◆ WHAT YOU ARE ASKED TO DO ◆
Which lines contain the word "Asparagus"? Return each of them as written.

◆ RAW RECORDS ◆
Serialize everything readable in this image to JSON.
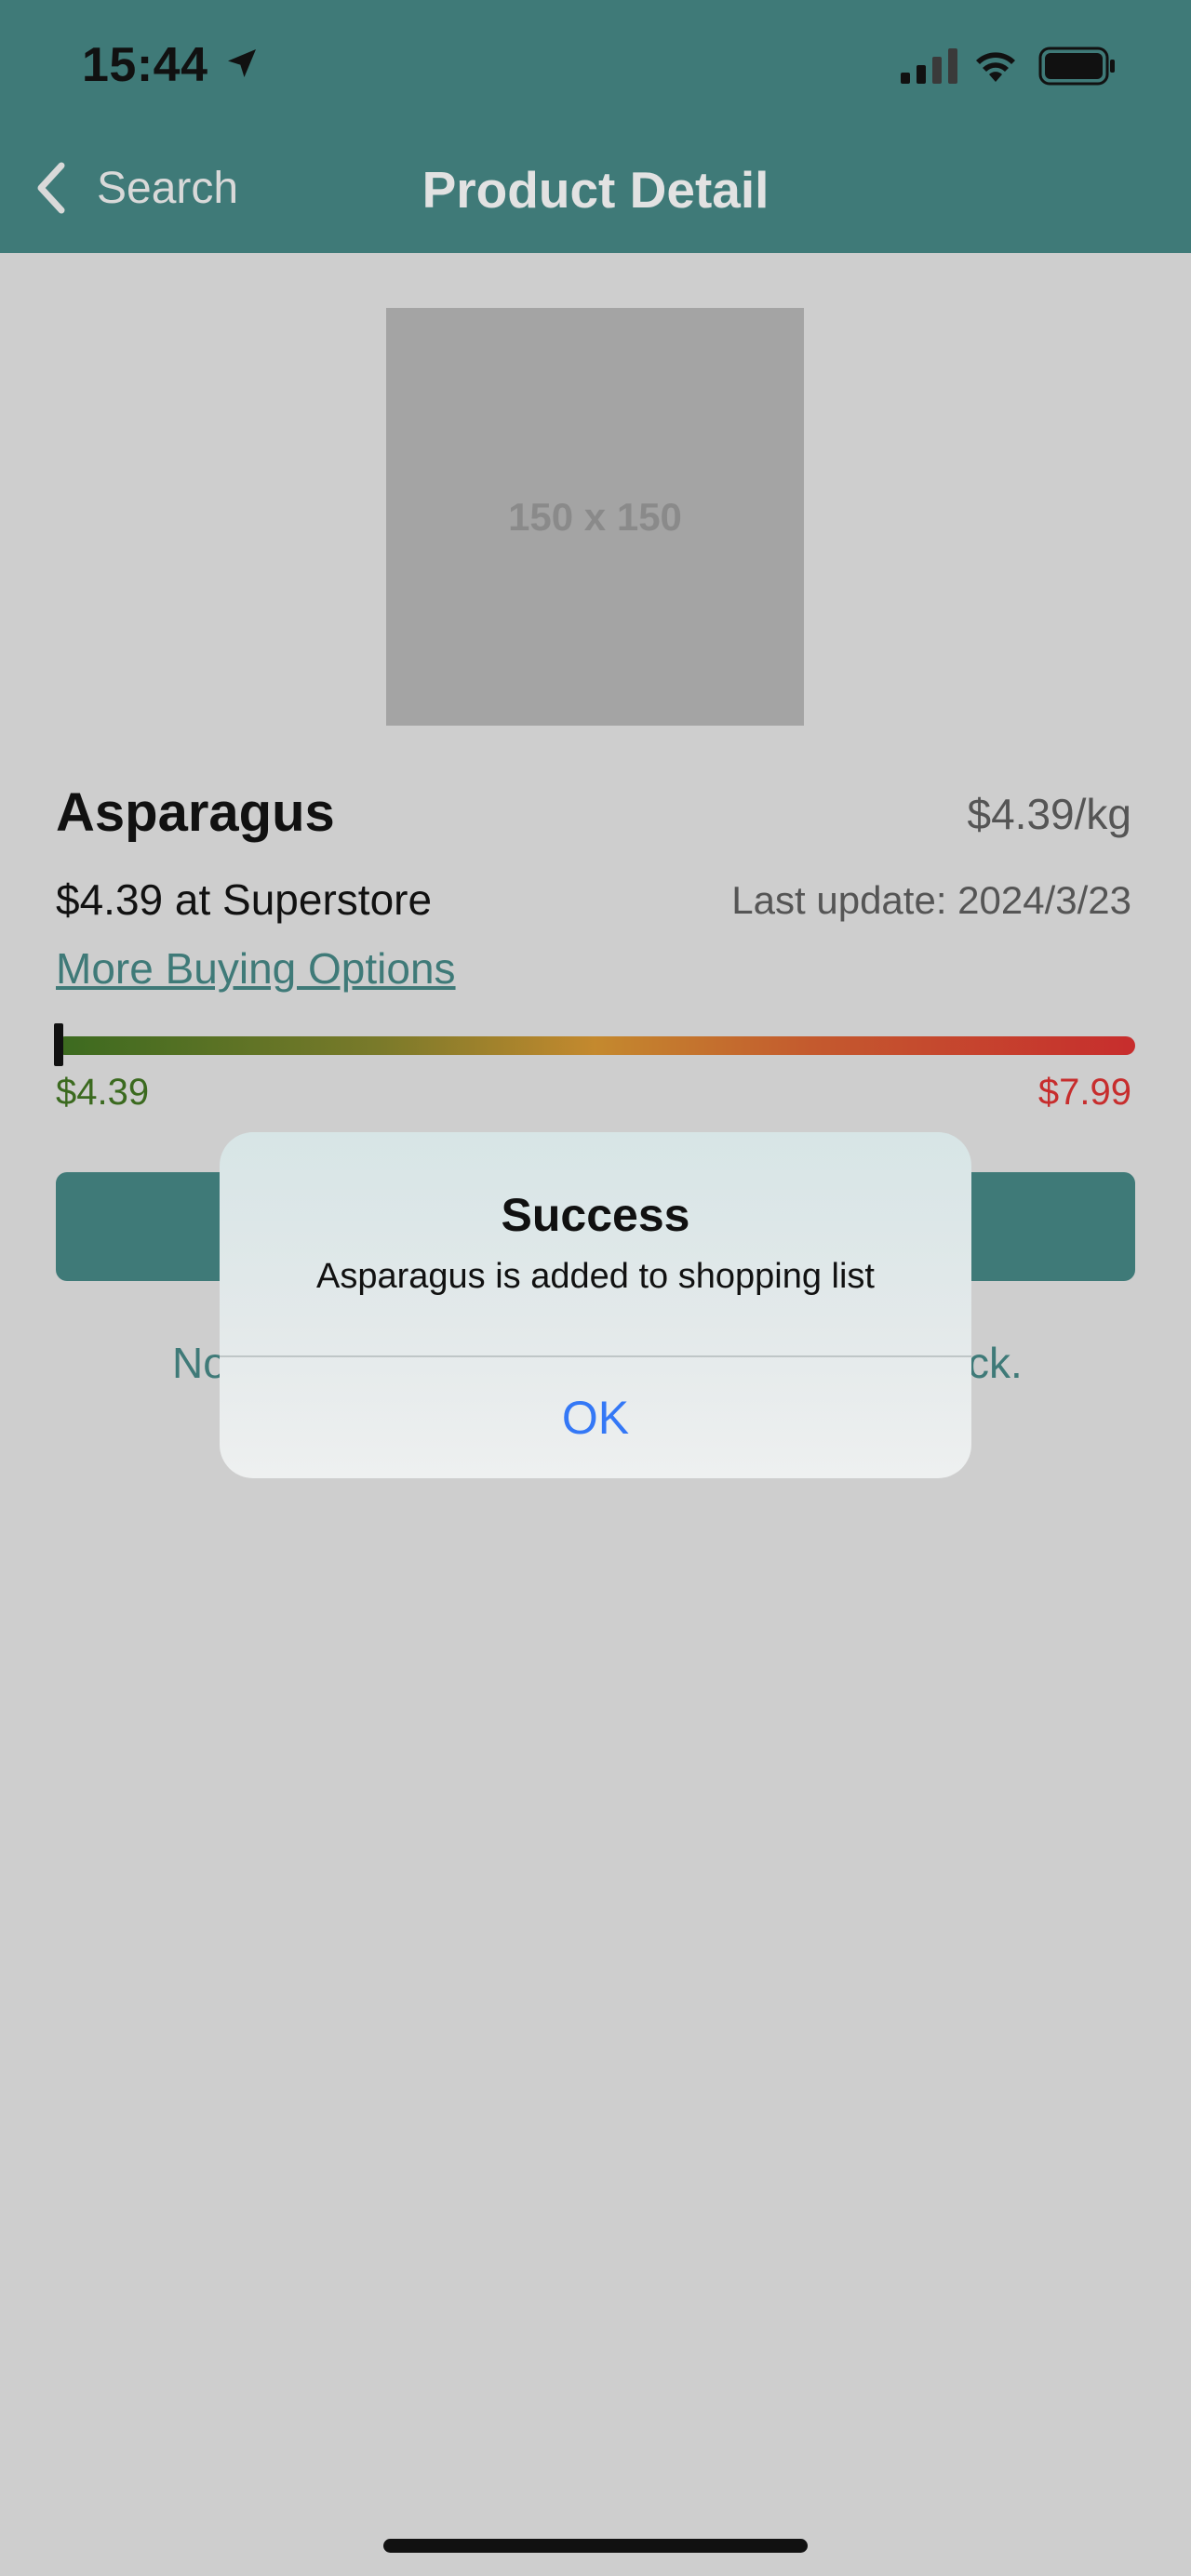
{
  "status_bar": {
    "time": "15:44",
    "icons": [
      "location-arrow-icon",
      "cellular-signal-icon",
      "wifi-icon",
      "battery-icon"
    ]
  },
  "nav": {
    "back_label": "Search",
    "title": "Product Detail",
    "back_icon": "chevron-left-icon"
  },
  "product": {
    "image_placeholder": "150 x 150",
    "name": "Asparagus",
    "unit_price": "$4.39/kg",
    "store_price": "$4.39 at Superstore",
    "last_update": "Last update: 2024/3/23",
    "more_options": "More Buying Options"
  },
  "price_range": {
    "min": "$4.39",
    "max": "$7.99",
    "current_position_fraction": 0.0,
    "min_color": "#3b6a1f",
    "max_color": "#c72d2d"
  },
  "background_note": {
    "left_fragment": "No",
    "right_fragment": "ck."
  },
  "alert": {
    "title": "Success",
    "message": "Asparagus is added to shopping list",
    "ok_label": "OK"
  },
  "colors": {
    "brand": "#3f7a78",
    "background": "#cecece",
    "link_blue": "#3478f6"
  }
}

---

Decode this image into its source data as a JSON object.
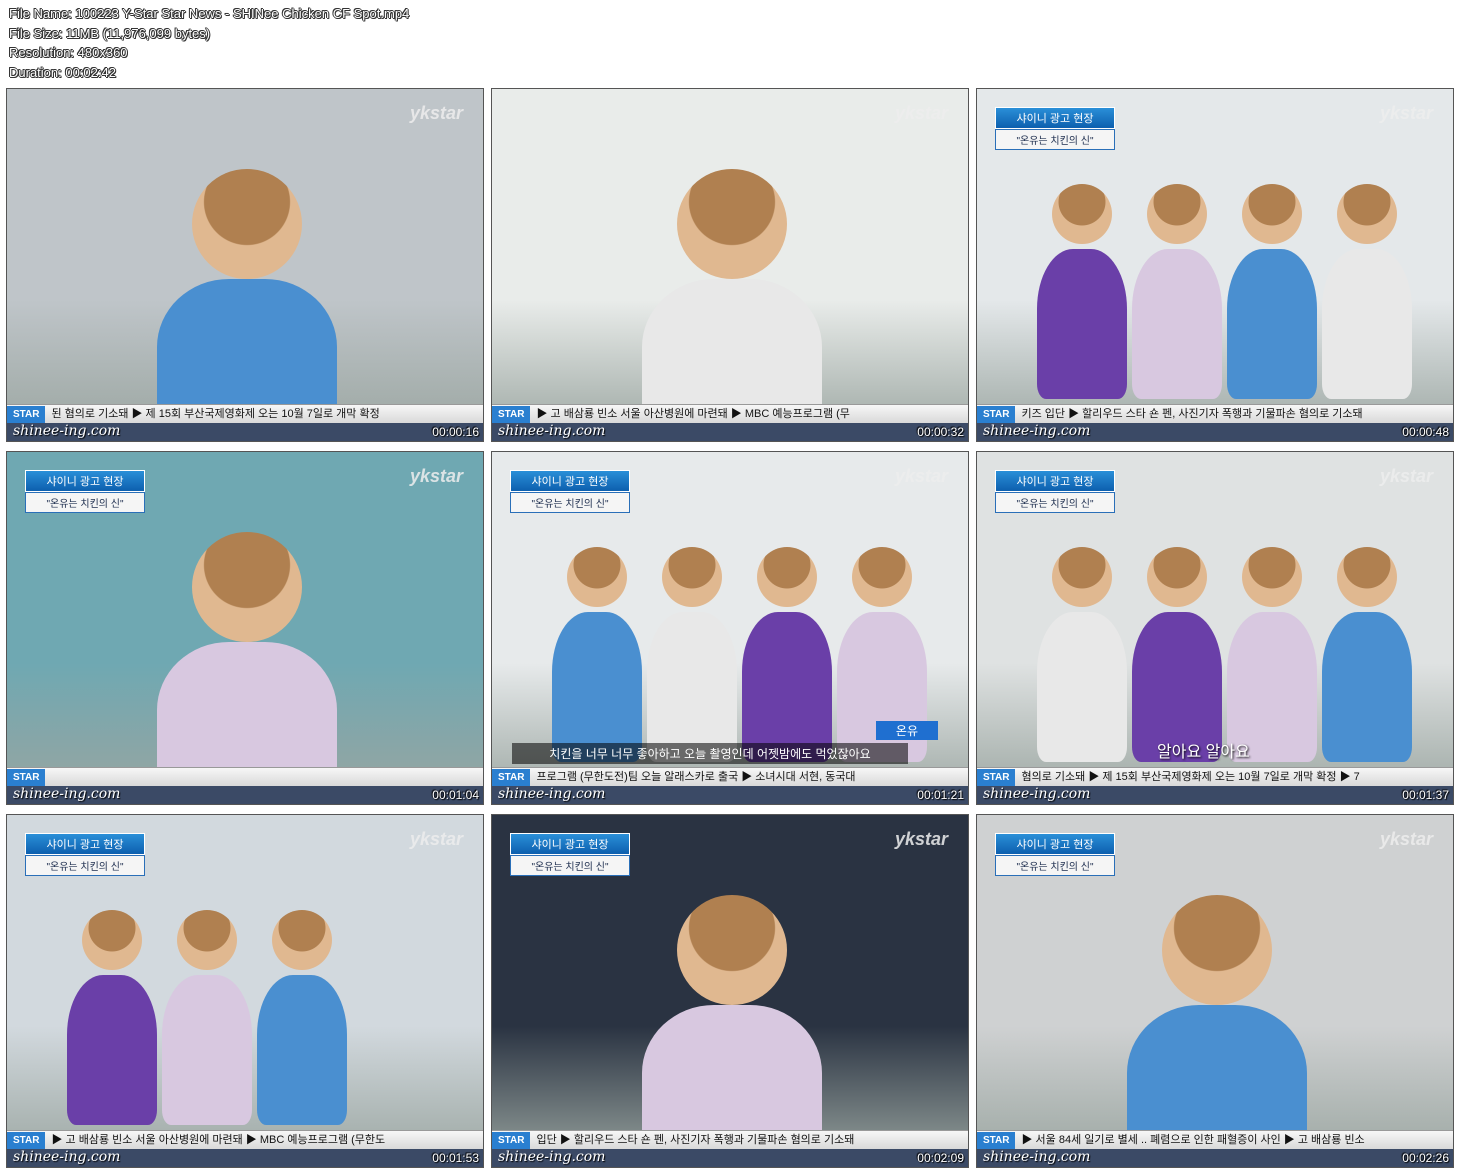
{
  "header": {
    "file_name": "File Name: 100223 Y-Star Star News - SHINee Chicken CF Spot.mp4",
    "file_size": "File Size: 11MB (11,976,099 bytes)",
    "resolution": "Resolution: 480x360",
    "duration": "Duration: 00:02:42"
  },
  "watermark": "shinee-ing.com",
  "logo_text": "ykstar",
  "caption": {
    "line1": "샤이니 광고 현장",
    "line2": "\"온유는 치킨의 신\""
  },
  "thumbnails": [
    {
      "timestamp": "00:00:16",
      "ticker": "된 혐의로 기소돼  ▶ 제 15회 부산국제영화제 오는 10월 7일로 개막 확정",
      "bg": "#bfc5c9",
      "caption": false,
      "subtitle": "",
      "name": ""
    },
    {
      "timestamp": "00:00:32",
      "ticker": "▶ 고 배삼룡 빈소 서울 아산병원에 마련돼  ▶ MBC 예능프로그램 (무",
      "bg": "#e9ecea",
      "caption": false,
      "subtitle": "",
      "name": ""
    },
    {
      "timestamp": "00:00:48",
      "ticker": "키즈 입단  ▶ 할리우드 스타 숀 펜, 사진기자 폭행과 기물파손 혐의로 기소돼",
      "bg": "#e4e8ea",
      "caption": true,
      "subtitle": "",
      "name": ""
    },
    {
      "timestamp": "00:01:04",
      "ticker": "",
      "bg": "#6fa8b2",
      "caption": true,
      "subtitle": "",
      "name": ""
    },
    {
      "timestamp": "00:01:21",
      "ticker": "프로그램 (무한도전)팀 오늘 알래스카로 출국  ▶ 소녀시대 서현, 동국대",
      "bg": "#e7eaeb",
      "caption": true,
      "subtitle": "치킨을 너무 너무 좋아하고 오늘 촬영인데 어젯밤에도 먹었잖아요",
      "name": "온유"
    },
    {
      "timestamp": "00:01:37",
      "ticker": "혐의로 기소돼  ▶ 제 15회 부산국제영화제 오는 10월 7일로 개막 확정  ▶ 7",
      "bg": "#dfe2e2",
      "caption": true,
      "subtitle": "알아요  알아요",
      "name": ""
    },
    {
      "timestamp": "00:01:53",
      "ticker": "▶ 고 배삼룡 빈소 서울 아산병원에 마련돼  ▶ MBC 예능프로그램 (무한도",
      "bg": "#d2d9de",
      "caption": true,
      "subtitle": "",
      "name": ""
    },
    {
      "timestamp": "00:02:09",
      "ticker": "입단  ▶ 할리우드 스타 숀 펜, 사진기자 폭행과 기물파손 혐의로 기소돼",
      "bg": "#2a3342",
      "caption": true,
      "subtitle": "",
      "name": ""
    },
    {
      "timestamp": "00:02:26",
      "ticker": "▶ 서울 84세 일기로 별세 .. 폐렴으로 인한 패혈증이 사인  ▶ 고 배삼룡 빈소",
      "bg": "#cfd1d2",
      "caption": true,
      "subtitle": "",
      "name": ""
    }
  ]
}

--

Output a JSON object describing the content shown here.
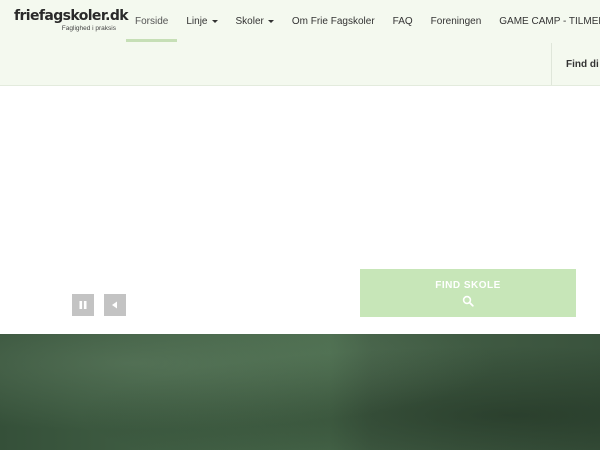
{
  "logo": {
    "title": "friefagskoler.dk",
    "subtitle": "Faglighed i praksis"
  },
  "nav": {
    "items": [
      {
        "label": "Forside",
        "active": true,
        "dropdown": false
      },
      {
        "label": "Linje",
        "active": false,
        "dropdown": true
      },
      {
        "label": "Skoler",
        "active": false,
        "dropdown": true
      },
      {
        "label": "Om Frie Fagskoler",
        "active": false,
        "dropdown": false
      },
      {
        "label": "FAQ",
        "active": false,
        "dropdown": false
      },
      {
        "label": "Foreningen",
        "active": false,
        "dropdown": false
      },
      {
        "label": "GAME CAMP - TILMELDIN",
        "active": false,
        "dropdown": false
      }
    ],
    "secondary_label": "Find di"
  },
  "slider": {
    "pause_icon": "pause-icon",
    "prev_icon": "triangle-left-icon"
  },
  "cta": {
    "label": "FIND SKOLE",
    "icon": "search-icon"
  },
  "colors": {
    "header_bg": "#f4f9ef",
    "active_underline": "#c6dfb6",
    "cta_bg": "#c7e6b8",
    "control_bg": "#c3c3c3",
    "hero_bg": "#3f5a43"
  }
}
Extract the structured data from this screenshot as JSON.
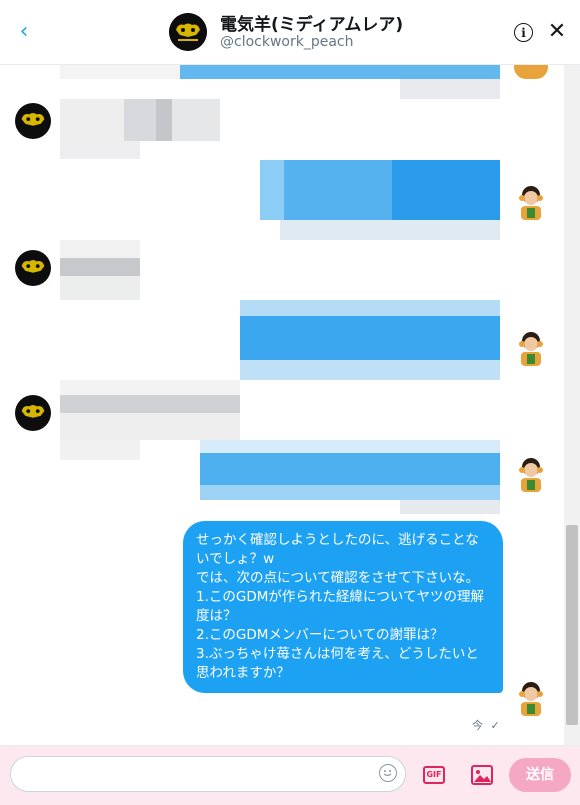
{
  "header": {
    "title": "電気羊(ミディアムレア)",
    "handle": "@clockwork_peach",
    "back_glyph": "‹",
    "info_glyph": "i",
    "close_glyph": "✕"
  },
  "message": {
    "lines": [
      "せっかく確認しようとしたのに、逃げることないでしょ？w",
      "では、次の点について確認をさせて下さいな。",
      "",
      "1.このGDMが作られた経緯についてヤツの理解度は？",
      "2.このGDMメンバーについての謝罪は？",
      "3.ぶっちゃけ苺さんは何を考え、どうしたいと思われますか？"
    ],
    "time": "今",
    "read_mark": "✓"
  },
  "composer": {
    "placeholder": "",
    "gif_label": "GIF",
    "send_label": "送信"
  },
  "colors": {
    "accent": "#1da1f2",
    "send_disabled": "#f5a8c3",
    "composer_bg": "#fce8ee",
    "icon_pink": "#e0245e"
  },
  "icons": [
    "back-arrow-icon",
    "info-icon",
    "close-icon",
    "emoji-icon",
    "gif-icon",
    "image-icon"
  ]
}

◆ TASK OUTPUT ◆
    "name": "Asparagus",
    "message": "Asparagus is added to shopping list",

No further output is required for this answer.